#### Exercise goal
Find each line with "title" and copy it.

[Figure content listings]
· · ·
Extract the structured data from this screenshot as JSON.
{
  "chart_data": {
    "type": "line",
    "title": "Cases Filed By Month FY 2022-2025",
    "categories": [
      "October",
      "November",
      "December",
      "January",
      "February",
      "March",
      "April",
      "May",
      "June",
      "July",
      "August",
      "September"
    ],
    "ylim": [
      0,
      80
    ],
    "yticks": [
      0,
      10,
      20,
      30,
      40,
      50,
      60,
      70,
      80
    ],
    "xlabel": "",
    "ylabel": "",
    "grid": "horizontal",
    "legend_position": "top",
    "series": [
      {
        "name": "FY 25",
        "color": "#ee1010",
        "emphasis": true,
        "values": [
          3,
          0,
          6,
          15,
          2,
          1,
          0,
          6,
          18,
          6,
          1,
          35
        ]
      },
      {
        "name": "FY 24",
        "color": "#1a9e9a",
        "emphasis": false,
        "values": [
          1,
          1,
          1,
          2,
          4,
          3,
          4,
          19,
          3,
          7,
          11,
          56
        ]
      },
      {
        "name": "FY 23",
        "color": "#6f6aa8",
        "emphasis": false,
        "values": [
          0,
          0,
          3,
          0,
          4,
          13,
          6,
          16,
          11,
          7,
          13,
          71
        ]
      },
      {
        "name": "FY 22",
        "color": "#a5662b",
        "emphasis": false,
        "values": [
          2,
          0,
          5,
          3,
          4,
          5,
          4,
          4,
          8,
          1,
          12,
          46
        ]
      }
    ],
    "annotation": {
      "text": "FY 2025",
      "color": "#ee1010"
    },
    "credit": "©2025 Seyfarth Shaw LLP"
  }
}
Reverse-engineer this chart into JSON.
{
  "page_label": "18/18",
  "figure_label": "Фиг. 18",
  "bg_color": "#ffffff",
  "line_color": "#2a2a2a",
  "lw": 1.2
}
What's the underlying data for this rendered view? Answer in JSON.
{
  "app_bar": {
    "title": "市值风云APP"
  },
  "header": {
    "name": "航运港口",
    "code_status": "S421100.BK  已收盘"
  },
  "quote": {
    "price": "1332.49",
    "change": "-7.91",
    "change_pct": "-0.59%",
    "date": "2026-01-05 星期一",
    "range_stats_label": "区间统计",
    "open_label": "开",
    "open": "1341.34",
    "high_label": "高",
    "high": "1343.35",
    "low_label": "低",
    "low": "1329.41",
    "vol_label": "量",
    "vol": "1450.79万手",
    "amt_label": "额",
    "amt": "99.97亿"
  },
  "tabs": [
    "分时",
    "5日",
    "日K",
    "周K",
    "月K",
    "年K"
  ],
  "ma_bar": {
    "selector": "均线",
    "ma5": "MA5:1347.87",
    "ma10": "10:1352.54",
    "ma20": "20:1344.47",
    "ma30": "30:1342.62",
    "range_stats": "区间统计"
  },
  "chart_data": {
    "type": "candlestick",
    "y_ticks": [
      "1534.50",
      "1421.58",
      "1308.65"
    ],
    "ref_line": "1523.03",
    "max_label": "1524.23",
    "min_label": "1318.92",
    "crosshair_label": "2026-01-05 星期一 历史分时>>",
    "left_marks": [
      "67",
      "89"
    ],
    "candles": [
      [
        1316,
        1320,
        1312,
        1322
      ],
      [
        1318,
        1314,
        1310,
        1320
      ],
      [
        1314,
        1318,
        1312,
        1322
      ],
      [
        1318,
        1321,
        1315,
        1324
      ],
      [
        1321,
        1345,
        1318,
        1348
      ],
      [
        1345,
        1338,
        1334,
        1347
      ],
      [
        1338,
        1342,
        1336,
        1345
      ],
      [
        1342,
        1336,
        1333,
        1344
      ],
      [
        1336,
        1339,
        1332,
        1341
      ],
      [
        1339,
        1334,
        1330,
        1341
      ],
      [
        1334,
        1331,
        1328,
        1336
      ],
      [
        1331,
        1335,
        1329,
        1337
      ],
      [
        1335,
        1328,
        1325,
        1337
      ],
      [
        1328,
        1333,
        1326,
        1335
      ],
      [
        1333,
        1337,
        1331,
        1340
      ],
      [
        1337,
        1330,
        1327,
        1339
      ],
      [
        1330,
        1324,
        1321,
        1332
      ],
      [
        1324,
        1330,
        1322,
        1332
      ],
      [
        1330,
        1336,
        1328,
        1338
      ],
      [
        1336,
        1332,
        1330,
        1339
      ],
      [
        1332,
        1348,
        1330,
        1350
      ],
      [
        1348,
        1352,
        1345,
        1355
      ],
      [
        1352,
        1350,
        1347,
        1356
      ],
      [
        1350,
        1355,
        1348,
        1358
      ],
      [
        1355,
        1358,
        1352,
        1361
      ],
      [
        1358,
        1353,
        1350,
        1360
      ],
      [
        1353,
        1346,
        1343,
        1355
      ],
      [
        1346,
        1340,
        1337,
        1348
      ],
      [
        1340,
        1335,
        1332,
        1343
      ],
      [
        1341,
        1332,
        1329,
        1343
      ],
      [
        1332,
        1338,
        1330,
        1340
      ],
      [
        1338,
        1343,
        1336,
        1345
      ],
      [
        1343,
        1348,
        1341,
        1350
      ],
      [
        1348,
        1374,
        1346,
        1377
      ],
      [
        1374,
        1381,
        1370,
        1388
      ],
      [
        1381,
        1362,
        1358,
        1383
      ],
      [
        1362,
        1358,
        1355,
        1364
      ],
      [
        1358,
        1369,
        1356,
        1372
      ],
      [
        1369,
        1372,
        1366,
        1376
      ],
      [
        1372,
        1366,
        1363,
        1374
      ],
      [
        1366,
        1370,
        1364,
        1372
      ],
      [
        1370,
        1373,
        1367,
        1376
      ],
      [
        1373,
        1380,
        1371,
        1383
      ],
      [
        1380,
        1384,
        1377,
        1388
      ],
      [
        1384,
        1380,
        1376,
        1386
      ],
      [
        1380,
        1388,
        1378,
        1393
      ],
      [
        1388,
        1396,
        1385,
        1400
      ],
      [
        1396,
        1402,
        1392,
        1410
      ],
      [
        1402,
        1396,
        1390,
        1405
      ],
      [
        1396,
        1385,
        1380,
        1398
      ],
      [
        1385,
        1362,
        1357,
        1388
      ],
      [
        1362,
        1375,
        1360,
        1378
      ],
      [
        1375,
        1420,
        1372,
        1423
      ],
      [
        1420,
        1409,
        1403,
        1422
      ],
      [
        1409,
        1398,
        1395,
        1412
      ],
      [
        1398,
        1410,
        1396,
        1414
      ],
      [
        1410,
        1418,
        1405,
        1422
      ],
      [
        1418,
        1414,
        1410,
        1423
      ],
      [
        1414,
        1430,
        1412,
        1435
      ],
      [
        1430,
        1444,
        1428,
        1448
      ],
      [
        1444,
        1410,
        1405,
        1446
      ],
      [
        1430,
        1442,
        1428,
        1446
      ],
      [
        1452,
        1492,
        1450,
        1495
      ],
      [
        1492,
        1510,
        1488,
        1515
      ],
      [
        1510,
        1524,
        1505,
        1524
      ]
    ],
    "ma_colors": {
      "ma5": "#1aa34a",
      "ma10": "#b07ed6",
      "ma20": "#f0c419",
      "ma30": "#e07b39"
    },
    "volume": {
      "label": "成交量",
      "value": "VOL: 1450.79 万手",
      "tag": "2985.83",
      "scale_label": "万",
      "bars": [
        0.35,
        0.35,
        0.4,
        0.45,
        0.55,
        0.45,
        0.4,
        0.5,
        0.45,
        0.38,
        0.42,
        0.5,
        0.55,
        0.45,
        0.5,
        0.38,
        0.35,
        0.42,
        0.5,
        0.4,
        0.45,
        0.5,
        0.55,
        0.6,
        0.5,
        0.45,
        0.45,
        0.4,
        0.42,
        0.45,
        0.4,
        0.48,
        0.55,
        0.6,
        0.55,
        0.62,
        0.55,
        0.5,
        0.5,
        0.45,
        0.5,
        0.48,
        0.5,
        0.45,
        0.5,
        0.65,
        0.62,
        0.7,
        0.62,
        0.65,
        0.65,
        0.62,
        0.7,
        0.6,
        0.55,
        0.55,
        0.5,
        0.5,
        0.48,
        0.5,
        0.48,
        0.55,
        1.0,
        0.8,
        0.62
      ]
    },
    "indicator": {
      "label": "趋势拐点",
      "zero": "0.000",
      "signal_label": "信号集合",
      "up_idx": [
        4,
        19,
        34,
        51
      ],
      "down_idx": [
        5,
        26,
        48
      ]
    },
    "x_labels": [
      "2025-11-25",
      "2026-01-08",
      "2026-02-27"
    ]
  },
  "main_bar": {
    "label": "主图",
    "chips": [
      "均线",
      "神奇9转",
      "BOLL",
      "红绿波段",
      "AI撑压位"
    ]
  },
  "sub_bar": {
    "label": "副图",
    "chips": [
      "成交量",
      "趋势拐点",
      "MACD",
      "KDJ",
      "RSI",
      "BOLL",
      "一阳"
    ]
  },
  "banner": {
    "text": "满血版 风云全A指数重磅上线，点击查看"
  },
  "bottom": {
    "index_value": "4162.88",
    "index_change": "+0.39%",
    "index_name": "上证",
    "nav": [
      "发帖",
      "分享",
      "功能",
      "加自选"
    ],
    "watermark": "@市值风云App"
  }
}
· · ·
#### Solution to the problem
    "title": "Cases Filed By Month FY 2022-2025",
    "title": "市值风云APP"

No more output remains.